**Selected passage:**
We are excited to announce the release of wolfSSH version 1.4.17, which comes packed with several improvements, new features, and important fixes to enhance security and functionality. This release is a testament to our commitment to providing a robust and reliable SSH library for developers.
Vulnerability Fixes
In this version, we have addressed a critical vulnerability that could potentially allow a maliciously crafted SSH client to bypass user authentication within the wolfSSH server code. This fix ensures that messages are properly filtered during different operational states, significantly improving the overall security posture of wolfSSH.
For more details on the vulnerabilities fixed, we encourage you to visit our vulnerability page for a comprehensive overview.
New Features
- More Configuration Options for Key Exchange (KEX)We have introduced new functions that allow users to set algorithms lists for Key Exchange (KEX) at runtime. Additionally, users now have the ability to inspect which algorithms are set or available for use, providing greater flexibility and customization.
- Curve25519 KEX SupportOne of the notable additions in this release is the inclusion of Curve25519 Key Exchange (KEX) support for both server and client key agreement. This cryptographic enhancement further strengthens the security of the SSH connections established using wolfSSH.

**Data listing:**

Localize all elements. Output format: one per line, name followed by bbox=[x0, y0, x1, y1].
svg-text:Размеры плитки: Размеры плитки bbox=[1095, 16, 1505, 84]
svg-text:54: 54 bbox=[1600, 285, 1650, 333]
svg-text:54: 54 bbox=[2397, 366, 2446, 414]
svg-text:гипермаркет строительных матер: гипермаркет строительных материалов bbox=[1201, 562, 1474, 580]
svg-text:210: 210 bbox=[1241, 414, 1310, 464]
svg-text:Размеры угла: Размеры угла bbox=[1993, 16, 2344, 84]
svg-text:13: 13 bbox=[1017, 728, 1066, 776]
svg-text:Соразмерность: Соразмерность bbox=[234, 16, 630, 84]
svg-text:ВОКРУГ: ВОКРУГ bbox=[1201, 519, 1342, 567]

**Challenges:**
- A) In the wolfSSH release announcement, write out the part that opens with the words containing "We are excited" and closes with "posture of wolfSSH.".
- B) Shorten the paragraph of the wolfSSH release announcement that begins "In this version, we have addressed", keeping its main facts.
- C) Extend the wolfSSH 1.4.17 release announcement from the point where it stops.
The entries have no connection to the wolfSSH release announcement.

**Answers for the tasks:**
- A)
We are excited to announce the release of wolfSSH version 1.4.17, which comes packed with several improvements, new features, and important fixes to enhance security and functionality. This release is a testament to our commitment to providing a robust and reliable SSH library for developers.
Vulnerability Fixes
In this version, we have addressed a critical vulnerability that could potentially allow a maliciously crafted SSH client to bypass user authentication within the wolfSSH server code. This fix ensures that messages are properly filtered during different operational states, significantly improving the overall security posture of wolfSSH.

- B) Version 1.4.17 fixes a critical vulnerability through which a maliciously crafted SSH client could bypass user authentication in the wolfSSH server code. Messages are now properly filtered across operational states, which significantly improves wolfSSH's security.

- C)
- Soft Disabling of SHA-1With version 1.4.15, we had disabled SHA-1 in the build by default due to its known vulnerabilities. However, in response to user feedback and to accommodate specific use cases, we have re-enabled SHA-1 in the build with a “soft” disabled status. This means that algorithms utilizing SHA-1 can now be configured for Key Exchange (KEX), providing users with more options while maintaining a cautious approach to security.
Enhancements
In addition to the new features, wolfSSH 1.4.17 also brings a round of enhancements aimed at improving various aspects of the library:
- Better Testing: We have enhanced our testing procedures to ensure more robust and reliable performance across different scenarios.
- Improved Portability: The library now offers improved portability, making it easier to integrate wolfSSH into a wide range of platforms and environments.
- Terminal Enhancements: We have addressed issues related to shell terminal window resizing, creating a smoother and more user-friendly experience for terminal-based applications.
- SFTP Improvements: Several corner cases with the SFTP functionality have been fixed, enhancing the overall stability and reliability of SFTP operations.
- RSA Signature Verification: Fixes have been implemented to ensure accurate and secure verification of RSA signatures.
- Zephyr Compatibility: For users working with the Zephyr operating system, file mode bits are now properly masked, improving compatibility and functionality.
- Memory Leak Fix: A fix has been applied to address a potential memory leak issue related to setting up a pseudoterminal, ensuring efficient memory management within the library.
Conclusion
Upgrade to wolfSSH 1.4.17 for enhanced security with a fix for a critical authentication bypass vulnerability. Benefit from new features like Curve25519 KEX support and algorithm list configuration. This release also brings improved testing, portability, terminal enhancements, and fixes for SFTP and RSA signature issues. For details, check our GitHub ChangeLog. Thank you for choosing wolfSSH for secure and reliable SSH solutions.
If you have questions about any of the above, please contact us at facts@wolfSSL.com or call us at +1 425 245 9247.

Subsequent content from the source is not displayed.